- _Brief_
Copy out the records in full, word for word, without pictures.

- _Data rows_
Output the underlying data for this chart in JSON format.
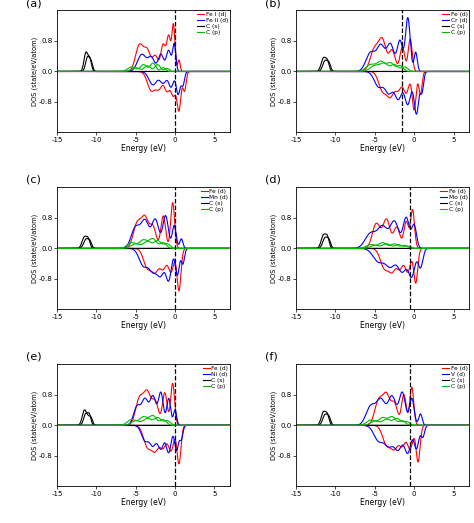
{
  "panels": [
    {
      "label": "a",
      "metal_label": "Fe I (d)",
      "metal2_label": "Fe II (d)",
      "cs_label": "C (s)",
      "cp_label": "C (p)",
      "dashed_x": 0.0
    },
    {
      "label": "b",
      "metal_label": "Fe (d)",
      "metal2_label": "Cr (d)",
      "cs_label": "C (s)",
      "cp_label": "C (p)",
      "dashed_x": -1.5
    },
    {
      "label": "c",
      "metal_label": "Fe (d)",
      "metal2_label": "Mn (d)",
      "cs_label": "C (s)",
      "cp_label": "C (p)",
      "dashed_x": 0.0
    },
    {
      "label": "d",
      "metal_label": "Fe (d)",
      "metal2_label": "Mo (d)",
      "cs_label": "C (s)",
      "cp_label": "C (p)",
      "dashed_x": -0.5
    },
    {
      "label": "e",
      "metal_label": "Fe (d)",
      "metal2_label": "Ni (d)",
      "cs_label": "C (s)",
      "cp_label": "C (p)",
      "dashed_x": 0.0
    },
    {
      "label": "f",
      "metal_label": "Fe (d)",
      "metal2_label": "V (d)",
      "cs_label": "C (s)",
      "cp_label": "C (p)",
      "dashed_x": -0.5
    }
  ],
  "colors": {
    "metal1": "#FF0000",
    "metal2": "#0000FF",
    "cs": "#000000",
    "cp": "#00BB00"
  },
  "xlim": [
    -15,
    7
  ],
  "ylim": [
    -1.6,
    1.6
  ],
  "xlabel": "Energy (eV)",
  "ylabel": "DOS (state/eV/atom)",
  "linewidth": 0.8
}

- _Full output_
Output the underlying data for this chart in JSON format.
{
  "panels": [
    {
      "label": "a",
      "metal_label": "Fe I (d)",
      "metal2_label": "Fe II (d)",
      "cs_label": "C (s)",
      "cp_label": "C (p)",
      "dashed_x": 0.0
    },
    {
      "label": "b",
      "metal_label": "Fe (d)",
      "metal2_label": "Cr (d)",
      "cs_label": "C (s)",
      "cp_label": "C (p)",
      "dashed_x": -1.5
    },
    {
      "label": "c",
      "metal_label": "Fe (d)",
      "metal2_label": "Mn (d)",
      "cs_label": "C (s)",
      "cp_label": "C (p)",
      "dashed_x": 0.0
    },
    {
      "label": "d",
      "metal_label": "Fe (d)",
      "metal2_label": "Mo (d)",
      "cs_label": "C (s)",
      "cp_label": "C (p)",
      "dashed_x": -0.5
    },
    {
      "label": "e",
      "metal_label": "Fe (d)",
      "metal2_label": "Ni (d)",
      "cs_label": "C (s)",
      "cp_label": "C (p)",
      "dashed_x": 0.0
    },
    {
      "label": "f",
      "metal_label": "Fe (d)",
      "metal2_label": "V (d)",
      "cs_label": "C (s)",
      "cp_label": "C (p)",
      "dashed_x": -0.5
    }
  ],
  "colors": {
    "metal1": "#FF0000",
    "metal2": "#0000FF",
    "cs": "#000000",
    "cp": "#00BB00"
  },
  "xlim": [
    -15,
    7
  ],
  "ylim": [
    -1.6,
    1.6
  ],
  "xlabel": "Energy (eV)",
  "ylabel": "DOS (state/eV/atom)",
  "linewidth": 0.8
}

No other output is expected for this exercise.